■ PROBLEM TO WORK ON ■
Quote every line below exactly as it reads.

[START DATA EXCERPTS]

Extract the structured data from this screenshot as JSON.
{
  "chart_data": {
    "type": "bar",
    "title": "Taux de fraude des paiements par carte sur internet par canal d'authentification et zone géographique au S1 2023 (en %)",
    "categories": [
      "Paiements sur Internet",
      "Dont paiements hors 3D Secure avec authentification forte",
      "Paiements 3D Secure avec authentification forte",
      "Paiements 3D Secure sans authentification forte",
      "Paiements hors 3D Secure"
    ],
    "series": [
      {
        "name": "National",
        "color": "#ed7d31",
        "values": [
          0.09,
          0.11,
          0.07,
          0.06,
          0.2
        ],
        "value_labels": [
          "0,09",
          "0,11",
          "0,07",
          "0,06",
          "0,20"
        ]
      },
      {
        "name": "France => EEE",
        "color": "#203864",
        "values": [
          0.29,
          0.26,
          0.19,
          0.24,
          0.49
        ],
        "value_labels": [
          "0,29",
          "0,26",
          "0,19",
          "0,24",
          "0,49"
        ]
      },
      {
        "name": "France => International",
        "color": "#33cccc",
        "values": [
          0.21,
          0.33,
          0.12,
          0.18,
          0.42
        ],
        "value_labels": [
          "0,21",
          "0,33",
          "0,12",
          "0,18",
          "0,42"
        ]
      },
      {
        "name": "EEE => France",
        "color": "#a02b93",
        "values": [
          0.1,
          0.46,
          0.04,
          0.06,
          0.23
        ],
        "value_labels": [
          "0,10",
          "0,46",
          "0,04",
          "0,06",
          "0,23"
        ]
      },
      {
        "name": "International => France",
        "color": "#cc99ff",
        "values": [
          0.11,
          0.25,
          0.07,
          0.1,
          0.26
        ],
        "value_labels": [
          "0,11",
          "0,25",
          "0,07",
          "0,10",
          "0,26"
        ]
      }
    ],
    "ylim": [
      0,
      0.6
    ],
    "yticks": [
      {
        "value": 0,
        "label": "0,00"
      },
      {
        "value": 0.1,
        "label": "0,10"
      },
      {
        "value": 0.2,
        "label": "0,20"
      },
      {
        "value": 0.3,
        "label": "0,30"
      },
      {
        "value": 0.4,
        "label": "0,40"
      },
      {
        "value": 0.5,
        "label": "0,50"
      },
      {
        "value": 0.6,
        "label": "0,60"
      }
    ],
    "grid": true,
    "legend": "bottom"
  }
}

[END DATA EXCERPTS]

■ OUTPUT OF THE TASK ■
Extract the structured data from this screenshot as JSON.
{
  "chart_data": {
    "type": "bar",
    "title": "Taux de fraude des paiements par carte sur internet par canal d'authentification et zone géographique au S1 2023 (en %)",
    "categories": [
      "Paiements sur Internet",
      "Dont paiements hors 3D Secure avec authentification forte",
      "Paiements 3D Secure avec authentification forte",
      "Paiements 3D Secure sans authentification forte",
      "Paiements hors 3D Secure"
    ],
    "series": [
      {
        "name": "National",
        "color": "#ed7d31",
        "values": [
          0.09,
          0.11,
          0.07,
          0.06,
          0.2
        ],
        "value_labels": [
          "0,09",
          "0,11",
          "0,07",
          "0,06",
          "0,20"
        ]
      },
      {
        "name": "France => EEE",
        "color": "#203864",
        "values": [
          0.29,
          0.26,
          0.19,
          0.24,
          0.49
        ],
        "value_labels": [
          "0,29",
          "0,26",
          "0,19",
          "0,24",
          "0,49"
        ]
      },
      {
        "name": "France => International",
        "color": "#33cccc",
        "values": [
          0.21,
          0.33,
          0.12,
          0.18,
          0.42
        ],
        "value_labels": [
          "0,21",
          "0,33",
          "0,12",
          "0,18",
          "0,42"
        ]
      },
      {
        "name": "EEE => France",
        "color": "#a02b93",
        "values": [
          0.1,
          0.46,
          0.04,
          0.06,
          0.23
        ],
        "value_labels": [
          "0,10",
          "0,46",
          "0,04",
          "0,06",
          "0,23"
        ]
      },
      {
        "name": "International => France",
        "color": "#cc99ff",
        "values": [
          0.11,
          0.25,
          0.07,
          0.1,
          0.26
        ],
        "value_labels": [
          "0,11",
          "0,25",
          "0,07",
          "0,10",
          "0,26"
        ]
      }
    ],
    "ylim": [
      0,
      0.6
    ],
    "yticks": [
      {
        "value": 0,
        "label": "0,00"
      },
      {
        "value": 0.1,
        "label": "0,10"
      },
      {
        "value": 0.2,
        "label": "0,20"
      },
      {
        "value": 0.3,
        "label": "0,30"
      },
      {
        "value": 0.4,
        "label": "0,40"
      },
      {
        "value": 0.5,
        "label": "0,50"
      },
      {
        "value": 0.6,
        "label": "0,60"
      }
    ],
    "grid": true,
    "legend": "bottom"
  }
}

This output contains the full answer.